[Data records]

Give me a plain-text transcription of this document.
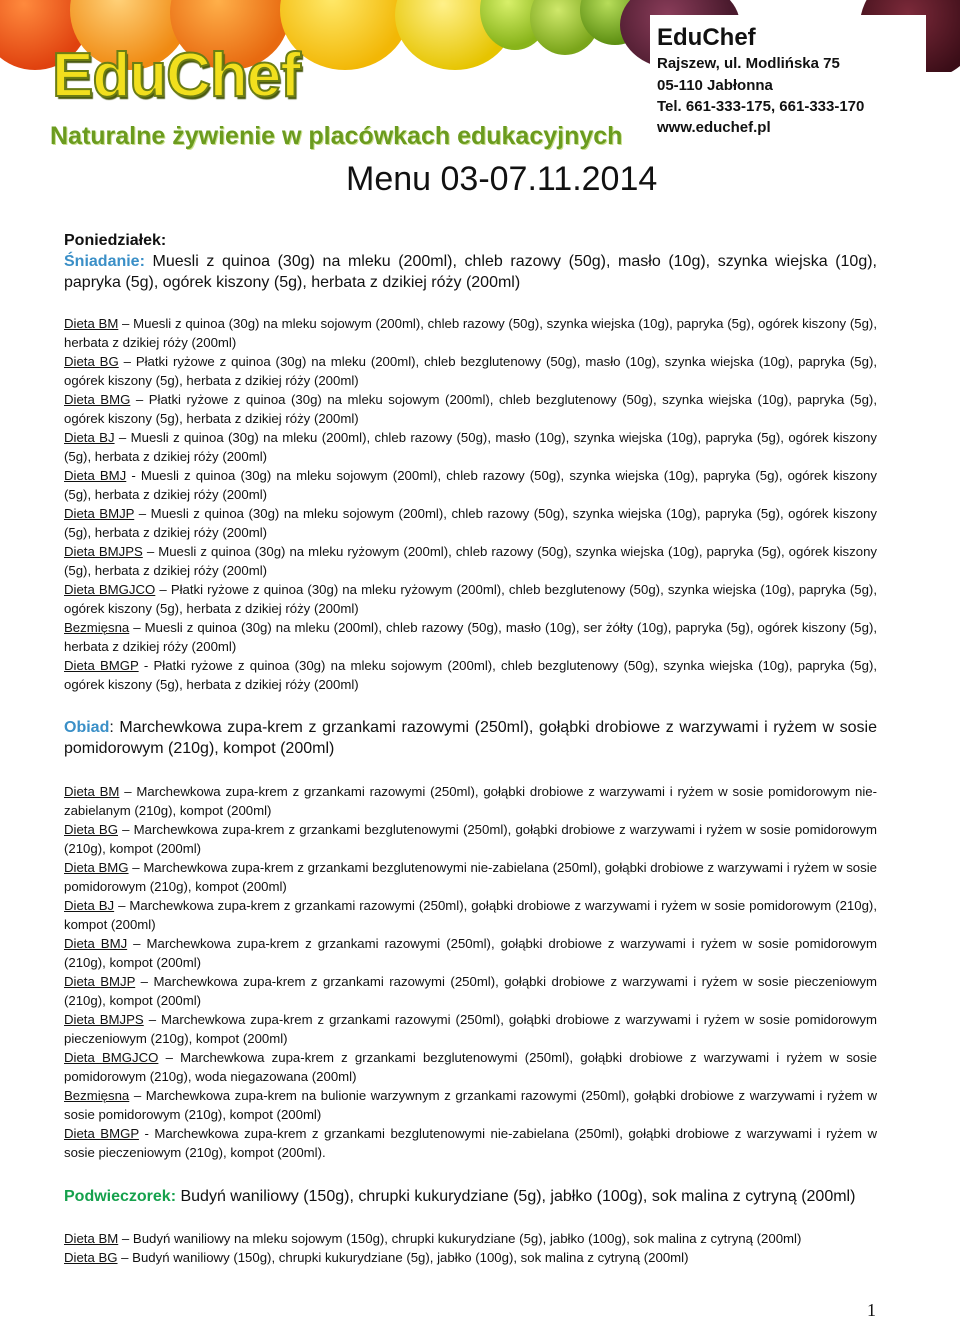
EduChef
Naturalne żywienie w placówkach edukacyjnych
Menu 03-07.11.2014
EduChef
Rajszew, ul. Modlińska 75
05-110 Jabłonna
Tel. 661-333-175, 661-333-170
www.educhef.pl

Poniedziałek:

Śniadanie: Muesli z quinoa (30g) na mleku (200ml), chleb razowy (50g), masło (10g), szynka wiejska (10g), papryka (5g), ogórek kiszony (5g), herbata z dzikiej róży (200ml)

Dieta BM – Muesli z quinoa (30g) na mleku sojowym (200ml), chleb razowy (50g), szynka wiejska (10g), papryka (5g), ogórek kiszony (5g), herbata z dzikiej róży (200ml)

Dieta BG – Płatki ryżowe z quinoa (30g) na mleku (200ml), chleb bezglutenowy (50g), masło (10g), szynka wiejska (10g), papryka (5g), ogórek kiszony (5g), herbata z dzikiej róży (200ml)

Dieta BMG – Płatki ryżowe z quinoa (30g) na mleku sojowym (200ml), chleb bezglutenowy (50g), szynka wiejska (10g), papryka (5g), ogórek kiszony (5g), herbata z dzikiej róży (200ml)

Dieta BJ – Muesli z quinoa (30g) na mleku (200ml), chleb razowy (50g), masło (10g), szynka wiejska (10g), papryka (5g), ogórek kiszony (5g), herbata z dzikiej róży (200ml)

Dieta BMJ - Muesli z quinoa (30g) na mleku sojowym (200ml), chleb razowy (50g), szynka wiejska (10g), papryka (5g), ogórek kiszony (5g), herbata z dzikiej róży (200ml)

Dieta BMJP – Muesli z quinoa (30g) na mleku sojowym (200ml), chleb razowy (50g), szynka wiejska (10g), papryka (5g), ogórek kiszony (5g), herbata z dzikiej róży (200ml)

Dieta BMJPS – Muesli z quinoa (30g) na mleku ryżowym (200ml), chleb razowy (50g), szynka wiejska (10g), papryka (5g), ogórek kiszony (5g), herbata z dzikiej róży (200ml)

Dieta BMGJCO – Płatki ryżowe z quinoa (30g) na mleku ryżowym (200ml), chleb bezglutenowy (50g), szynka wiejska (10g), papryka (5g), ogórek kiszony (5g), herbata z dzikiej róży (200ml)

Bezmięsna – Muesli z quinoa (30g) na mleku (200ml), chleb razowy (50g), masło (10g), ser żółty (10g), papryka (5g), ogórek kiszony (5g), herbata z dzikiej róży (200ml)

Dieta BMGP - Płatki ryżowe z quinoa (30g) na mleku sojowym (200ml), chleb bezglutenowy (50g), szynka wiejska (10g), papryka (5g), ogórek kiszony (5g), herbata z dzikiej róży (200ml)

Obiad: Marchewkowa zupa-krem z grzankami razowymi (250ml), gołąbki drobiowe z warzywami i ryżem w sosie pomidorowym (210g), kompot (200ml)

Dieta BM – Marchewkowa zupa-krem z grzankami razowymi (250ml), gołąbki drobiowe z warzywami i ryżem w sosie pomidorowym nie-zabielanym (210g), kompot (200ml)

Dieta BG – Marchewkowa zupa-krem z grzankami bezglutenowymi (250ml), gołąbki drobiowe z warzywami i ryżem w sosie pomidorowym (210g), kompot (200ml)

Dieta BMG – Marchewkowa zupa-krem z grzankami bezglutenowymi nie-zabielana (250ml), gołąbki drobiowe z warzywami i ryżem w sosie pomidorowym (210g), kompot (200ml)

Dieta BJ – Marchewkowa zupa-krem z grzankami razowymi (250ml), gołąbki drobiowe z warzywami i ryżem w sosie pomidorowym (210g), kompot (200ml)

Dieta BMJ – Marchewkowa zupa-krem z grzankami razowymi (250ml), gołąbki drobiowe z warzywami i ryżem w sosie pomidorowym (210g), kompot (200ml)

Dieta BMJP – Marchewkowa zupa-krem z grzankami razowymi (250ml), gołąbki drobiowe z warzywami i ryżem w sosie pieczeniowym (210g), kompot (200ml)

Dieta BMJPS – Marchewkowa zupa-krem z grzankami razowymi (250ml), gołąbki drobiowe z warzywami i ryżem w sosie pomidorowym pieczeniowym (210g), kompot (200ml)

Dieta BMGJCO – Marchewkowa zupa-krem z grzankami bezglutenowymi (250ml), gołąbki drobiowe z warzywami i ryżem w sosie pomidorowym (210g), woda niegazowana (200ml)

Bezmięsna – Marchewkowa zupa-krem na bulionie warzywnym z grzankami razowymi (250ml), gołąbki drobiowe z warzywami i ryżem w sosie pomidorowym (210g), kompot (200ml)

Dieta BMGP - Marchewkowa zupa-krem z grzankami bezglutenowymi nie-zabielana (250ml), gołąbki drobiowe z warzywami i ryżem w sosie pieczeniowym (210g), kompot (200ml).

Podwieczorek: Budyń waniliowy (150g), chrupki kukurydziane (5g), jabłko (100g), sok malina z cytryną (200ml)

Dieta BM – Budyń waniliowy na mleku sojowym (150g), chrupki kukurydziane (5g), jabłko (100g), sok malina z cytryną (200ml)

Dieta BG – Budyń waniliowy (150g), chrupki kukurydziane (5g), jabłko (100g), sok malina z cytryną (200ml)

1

• _Required task_: Locate all lines that include the word "BMJPS" and copy them out.

• _Written response_:
Dieta BMJPS – Muesli z quinoa (30g) na mleku ryżowym (200ml), chleb razowy (50g), szynka wiejska (10g), papryka (5g), ogórek kiszony (5g), herbata z dzikiej róży (200ml)
Dieta BMJPS – Marchewkowa zupa-krem z grzankami razowymi (250ml), gołąbki drobiowe z warzywami i ryżem w sosie pomidorowym pieczeniowym (210g), kompot (200ml)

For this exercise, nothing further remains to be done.